→ **PROBLEM DESCRIPTION**
Look through the data below. Collect every line where the word "сервиса" occurs.

## Start DATASET

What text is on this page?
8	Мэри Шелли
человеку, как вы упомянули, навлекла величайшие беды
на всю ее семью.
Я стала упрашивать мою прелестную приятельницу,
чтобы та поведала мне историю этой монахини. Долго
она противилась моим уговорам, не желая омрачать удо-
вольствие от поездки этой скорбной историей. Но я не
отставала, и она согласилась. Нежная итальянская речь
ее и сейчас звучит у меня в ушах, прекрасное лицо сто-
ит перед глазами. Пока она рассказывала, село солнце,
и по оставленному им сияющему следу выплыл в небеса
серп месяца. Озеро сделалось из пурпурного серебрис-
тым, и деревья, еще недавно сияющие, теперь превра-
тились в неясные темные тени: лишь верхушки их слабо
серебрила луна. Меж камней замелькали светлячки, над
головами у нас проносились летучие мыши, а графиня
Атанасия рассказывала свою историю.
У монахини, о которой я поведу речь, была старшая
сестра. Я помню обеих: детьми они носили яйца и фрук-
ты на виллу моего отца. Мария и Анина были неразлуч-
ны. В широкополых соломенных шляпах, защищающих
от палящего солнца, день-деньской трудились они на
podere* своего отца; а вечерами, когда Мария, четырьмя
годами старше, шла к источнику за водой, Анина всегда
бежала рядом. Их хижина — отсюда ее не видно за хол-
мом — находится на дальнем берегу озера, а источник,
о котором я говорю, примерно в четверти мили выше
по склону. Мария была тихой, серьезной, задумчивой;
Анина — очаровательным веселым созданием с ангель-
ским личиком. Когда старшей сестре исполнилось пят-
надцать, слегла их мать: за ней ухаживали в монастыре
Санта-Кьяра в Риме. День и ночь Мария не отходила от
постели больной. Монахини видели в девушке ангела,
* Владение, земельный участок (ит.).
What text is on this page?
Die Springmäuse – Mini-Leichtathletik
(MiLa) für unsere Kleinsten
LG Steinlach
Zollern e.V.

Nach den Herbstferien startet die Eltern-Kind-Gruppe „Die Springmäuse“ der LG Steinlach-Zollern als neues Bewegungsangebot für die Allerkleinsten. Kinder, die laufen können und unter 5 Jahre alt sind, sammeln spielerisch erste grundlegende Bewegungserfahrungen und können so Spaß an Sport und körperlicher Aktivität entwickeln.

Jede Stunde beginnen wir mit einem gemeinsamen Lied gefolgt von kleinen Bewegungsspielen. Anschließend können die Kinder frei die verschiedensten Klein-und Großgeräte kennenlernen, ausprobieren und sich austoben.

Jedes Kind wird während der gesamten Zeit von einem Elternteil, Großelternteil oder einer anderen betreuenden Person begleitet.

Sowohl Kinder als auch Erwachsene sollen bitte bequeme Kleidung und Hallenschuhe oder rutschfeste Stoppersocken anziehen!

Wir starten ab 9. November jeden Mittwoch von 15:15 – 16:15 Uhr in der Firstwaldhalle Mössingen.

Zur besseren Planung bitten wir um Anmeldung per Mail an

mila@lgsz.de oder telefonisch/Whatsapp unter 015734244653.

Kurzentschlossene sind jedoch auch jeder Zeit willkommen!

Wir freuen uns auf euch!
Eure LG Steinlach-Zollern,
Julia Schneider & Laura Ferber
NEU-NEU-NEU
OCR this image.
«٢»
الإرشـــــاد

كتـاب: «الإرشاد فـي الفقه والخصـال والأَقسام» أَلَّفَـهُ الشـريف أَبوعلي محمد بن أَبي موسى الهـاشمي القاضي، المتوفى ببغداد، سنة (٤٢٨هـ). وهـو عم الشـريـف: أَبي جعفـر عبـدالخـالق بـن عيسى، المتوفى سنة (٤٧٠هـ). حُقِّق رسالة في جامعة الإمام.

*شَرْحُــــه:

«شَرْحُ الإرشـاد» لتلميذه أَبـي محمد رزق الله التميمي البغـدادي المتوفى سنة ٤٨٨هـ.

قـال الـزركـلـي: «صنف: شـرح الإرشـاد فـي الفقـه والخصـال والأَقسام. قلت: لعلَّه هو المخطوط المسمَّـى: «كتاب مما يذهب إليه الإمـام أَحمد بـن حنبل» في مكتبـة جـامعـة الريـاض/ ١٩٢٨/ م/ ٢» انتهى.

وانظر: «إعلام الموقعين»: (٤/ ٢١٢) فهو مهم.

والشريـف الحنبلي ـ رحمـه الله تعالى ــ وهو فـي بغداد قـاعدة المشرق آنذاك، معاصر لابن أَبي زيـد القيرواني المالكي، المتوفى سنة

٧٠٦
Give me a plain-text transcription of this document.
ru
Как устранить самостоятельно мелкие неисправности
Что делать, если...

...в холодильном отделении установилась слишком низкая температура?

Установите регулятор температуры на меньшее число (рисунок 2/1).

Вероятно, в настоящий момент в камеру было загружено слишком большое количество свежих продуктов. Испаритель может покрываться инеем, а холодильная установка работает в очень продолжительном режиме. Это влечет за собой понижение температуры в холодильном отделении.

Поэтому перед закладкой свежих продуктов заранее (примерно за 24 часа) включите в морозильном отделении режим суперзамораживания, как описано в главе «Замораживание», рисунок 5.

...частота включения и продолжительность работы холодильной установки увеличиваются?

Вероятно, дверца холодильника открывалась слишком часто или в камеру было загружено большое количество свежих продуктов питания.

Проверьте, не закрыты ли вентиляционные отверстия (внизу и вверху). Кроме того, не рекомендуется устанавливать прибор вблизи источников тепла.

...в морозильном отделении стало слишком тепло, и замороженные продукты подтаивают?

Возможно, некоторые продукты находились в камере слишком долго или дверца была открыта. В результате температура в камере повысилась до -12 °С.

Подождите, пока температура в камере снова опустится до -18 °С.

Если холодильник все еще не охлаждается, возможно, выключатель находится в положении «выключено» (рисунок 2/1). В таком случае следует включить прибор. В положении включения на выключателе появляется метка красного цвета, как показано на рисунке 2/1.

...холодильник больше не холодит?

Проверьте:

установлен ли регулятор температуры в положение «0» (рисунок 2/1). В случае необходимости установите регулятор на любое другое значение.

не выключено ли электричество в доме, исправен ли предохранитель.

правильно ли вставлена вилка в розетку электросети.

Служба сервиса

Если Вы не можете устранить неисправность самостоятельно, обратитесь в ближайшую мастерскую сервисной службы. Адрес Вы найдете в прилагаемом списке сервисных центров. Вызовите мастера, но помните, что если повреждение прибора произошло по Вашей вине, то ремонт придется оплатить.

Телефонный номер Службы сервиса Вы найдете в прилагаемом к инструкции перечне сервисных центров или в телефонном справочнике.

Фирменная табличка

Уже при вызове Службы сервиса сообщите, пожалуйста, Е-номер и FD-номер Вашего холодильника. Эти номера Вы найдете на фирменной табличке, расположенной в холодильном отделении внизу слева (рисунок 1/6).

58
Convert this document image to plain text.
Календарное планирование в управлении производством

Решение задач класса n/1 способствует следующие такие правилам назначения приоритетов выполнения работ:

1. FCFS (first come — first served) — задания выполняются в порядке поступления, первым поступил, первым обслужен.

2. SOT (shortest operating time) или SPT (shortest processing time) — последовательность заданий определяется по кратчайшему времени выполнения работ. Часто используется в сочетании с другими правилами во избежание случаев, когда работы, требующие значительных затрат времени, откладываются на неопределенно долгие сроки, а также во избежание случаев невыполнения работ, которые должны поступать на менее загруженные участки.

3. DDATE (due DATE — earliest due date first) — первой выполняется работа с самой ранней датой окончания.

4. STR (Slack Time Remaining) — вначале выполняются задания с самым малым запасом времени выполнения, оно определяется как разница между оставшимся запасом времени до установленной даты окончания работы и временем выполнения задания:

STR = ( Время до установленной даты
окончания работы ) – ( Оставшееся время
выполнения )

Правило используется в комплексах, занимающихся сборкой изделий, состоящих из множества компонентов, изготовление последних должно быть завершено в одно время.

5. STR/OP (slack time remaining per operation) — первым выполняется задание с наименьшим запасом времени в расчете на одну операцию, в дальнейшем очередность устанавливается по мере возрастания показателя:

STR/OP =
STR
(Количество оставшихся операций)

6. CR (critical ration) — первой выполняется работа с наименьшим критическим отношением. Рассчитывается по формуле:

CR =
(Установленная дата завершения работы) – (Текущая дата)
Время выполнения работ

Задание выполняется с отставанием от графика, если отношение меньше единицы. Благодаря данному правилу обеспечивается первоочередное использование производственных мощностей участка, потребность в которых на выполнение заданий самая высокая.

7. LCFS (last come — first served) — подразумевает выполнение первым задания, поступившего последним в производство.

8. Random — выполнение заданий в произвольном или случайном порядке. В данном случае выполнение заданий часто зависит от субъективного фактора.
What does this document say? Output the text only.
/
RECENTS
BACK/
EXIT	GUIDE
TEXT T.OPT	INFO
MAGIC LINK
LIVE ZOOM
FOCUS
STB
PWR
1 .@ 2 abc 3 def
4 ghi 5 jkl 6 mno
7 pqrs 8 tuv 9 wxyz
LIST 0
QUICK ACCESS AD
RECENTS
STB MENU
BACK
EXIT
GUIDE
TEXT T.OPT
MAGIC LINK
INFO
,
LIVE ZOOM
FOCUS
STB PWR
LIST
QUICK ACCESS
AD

## End DATASET

→ **OUTPUT FOR THIS EXERCISE**
Служба сервиса
Телефонный номер Службы сервиса Вы найдете в прилагаемом к инструкции перечне сервисных центров или в телефонном справочнике.
Уже при вызове Службы сервиса сообщите, пожалуйста, Е-номер и FD-номер Вашего холодильника. Эти номера Вы найдете на фирменной табличке, расположенной в холодильном отделении внизу слева (рисунок 1/6).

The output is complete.